[TO DO]:
Write the next part of the first-person account of peacekeeping, peacebuilding and conflict prevention work below, starting after its last sentence.
═════ TEXT EXCERPT ═════
My line of work has frequently put me into situations where we have wondered how one can measure the risk of a country or constituency descending into violent forms of conflict, including civil war. On several occasions I have been part of the international community’s peacekeeping efforts following the outbreak and the aftermath of civil war. Operationally and strategically I was part of such efforts in Kosovo under the United Nations’ mandate through Security Council Resolution 1244. Strategically I was part of such efforts in situations such as in Sudan, South Sudan, Mali, the Central African Republic, Somalia, and several more.

Then there is peacebuilding: How to make sure that a successful peacekeeping engagement finds its continuation through peacebuilding, and leads to a stable peaceful environment that will not relapse into conflict? That’s one of the elements of my current line of work, or why I was operationally working in Bosnia&Hercegovina, or strategically in headquarters of UN and EU on a large number of similar situations in greater Europe, the Middle East, Asia, Africa, and the Carribean.

Finally, there is conflict prevention: I often sat in meetings with like-minded peacekeepers and peacebuilders where we dealt with conflict prevention. Meaning to extinguish the fire when it was starting small, or even better: To help keeping things stable long before they reach critical mass of instability, and to find ways helping a country, or a constituency, in efforts to resolve disputes peacefully, and to succeed in that. Here I will not give examples. There were a number of cases in which I participated and where we could help in de-confliction of interests, and peaceful resolving of grievances. Those cases did not lead to bad-news-stories, in the general public they went almost entirely unrecognized, and good-news-stories sometimes can not be told in order to keep the good news continuing.
═════ DATA TO EXAMINE ═════
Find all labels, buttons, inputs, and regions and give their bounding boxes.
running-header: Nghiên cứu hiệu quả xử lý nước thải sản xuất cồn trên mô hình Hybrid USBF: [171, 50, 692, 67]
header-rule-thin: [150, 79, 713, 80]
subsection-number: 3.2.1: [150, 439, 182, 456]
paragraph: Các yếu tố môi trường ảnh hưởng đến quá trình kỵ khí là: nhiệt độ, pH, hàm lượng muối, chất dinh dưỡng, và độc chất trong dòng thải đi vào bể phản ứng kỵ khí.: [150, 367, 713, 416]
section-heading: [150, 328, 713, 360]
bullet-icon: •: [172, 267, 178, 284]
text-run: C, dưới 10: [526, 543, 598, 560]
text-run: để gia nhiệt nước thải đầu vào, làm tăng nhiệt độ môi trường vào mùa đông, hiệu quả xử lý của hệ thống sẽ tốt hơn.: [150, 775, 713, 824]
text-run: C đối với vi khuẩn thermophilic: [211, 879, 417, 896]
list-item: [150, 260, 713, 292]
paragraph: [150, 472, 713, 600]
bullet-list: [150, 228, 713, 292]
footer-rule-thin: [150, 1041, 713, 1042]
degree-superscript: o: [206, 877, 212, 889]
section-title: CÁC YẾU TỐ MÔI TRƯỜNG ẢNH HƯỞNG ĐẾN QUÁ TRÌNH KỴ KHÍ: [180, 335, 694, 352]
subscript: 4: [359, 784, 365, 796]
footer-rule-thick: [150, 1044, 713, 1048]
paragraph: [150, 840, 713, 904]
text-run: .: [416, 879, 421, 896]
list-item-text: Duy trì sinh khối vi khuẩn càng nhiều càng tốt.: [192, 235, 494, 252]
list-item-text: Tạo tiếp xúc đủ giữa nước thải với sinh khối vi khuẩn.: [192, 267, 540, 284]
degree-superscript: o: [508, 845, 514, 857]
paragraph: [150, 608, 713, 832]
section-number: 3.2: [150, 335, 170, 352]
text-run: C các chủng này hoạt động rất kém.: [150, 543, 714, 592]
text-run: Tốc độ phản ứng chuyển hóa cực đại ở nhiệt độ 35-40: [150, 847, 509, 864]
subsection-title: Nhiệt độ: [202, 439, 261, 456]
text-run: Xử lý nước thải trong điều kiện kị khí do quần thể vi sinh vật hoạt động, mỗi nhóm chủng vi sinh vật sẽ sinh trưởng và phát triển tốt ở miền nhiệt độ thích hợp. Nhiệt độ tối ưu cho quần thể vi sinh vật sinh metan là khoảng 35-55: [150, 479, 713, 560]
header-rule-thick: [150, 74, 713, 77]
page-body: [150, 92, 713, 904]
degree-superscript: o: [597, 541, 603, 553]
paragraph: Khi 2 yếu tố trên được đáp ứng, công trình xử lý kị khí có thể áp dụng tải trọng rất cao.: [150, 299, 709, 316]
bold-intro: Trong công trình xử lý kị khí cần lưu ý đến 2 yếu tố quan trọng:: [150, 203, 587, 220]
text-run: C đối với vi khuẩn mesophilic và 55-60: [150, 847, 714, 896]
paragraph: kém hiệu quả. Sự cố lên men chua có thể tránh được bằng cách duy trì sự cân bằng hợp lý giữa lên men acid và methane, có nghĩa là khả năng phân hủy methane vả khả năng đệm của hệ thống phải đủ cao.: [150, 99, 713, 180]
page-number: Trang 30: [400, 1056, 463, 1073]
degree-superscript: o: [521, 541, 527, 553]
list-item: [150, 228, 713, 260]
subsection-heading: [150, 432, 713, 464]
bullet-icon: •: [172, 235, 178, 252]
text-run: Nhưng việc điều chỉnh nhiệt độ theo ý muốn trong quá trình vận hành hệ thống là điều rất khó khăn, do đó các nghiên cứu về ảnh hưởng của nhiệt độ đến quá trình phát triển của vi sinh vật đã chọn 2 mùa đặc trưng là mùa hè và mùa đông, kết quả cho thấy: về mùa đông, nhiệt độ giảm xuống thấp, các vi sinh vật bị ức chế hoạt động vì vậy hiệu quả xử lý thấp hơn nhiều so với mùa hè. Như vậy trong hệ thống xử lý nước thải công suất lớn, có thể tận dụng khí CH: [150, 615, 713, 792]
═════
[WRITTEN ANSWER]:
Those stories also don’t sell. Even in the “normal” world of crime, crime prevention does not attract the same interest by readers as the gruesome murder story does. Prevention is the silent humble sister of the guys and gals in military and police fatigues. Repression, threat, coercion, and the use of force, all too often these stories outrun any peaceful piece of news. This is the achilles-heel of prevention, and exponentially more so since the advent of social-media, whose algorithms prefer stories, fake or true, that create viral attention: Stories that create anger will always knock out the stories of crime that never happened. Even cute-cats-stories outrun every story about a conflict which never happened because we all did the right things.


In all those discussions on how to prevent conflict better, we asked ourselves how to asses and to measure the risk of conflict with hard numbered indicators. I remember reading the book “The Responsibility To Protect” by Gareth Evans. Evans, one of the chief architects of a concept called R2P, which tragically failed, at one point mentions the many efforts of academia to come up with a measurable set of indicators. He stated that for many years there was inconclusive academic research on that. In his book he mentioned that only one hard statistical fact could be boiled down: That conflict is much more likely in a country where there was one -more recently- before.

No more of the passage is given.